[Dataset records]
○ ○ ○ ○ ○ ○ ○
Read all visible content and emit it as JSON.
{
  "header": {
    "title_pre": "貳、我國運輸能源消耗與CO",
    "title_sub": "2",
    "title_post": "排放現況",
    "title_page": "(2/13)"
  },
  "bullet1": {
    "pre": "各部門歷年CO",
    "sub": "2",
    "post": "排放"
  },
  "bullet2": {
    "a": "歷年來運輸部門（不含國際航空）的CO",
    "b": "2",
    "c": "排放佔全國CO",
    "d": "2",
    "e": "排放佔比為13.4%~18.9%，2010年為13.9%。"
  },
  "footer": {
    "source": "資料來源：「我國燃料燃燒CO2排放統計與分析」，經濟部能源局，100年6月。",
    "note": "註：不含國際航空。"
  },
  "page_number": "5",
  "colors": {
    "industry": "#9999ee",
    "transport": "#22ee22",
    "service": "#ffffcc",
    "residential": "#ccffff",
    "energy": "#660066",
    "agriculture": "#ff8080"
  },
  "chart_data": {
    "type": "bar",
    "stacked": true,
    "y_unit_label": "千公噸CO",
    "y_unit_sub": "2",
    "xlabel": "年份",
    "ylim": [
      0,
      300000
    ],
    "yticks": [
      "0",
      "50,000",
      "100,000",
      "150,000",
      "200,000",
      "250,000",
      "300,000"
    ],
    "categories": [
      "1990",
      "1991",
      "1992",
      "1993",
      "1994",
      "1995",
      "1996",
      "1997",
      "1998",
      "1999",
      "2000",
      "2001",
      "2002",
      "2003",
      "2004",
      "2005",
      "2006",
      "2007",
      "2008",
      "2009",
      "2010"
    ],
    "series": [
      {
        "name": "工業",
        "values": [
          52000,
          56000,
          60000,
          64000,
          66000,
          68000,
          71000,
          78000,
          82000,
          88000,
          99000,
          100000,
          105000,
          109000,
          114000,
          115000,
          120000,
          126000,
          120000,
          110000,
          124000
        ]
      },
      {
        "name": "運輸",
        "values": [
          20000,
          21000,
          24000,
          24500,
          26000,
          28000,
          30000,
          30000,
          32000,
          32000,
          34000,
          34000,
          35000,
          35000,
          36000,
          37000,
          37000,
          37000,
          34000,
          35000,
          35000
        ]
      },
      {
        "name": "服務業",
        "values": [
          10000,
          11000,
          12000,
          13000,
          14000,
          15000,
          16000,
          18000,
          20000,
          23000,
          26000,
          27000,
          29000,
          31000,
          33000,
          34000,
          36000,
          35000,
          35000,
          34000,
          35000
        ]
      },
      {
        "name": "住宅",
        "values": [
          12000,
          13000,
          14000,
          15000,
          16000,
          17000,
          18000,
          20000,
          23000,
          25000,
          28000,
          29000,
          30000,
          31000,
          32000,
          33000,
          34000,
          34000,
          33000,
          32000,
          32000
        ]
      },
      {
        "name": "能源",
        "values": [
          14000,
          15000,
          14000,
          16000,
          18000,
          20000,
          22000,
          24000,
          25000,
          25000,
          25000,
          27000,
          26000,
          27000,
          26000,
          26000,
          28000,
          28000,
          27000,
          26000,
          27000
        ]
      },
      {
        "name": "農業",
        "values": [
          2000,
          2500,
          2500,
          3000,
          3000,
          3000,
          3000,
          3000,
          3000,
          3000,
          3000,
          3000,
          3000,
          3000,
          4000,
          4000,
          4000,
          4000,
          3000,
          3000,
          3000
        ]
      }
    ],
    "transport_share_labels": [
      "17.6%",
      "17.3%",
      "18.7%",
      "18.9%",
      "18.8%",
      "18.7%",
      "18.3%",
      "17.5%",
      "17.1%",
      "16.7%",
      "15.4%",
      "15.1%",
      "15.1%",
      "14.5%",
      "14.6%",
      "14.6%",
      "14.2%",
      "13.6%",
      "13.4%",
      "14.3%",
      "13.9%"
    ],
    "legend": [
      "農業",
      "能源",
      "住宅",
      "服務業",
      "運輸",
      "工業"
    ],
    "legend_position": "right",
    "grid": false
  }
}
○ ○ ○ ○ ○ ○ ○
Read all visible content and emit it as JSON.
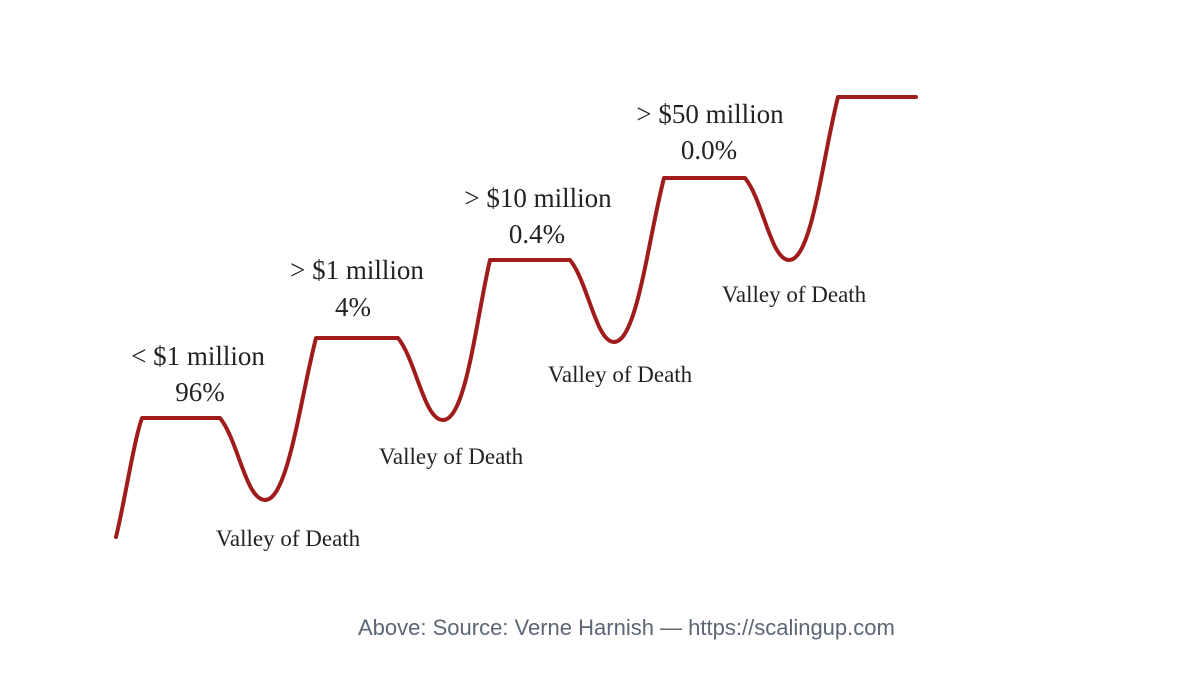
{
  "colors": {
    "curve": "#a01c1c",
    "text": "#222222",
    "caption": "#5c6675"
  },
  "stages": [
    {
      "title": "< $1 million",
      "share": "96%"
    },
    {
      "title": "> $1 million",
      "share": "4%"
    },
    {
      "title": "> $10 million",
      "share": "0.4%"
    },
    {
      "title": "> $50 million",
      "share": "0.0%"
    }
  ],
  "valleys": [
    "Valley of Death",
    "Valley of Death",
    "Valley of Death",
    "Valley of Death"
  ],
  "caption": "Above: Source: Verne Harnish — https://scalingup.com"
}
○ ○ ○ ○ ○ ○ ○
Job
Read the data above and pull out each line that holds the string "million".

Reply to the task
      "title": "< $1 million",
      "title": "> $1 million",
      "title": "> $10 million",
      "title": "> $50 million",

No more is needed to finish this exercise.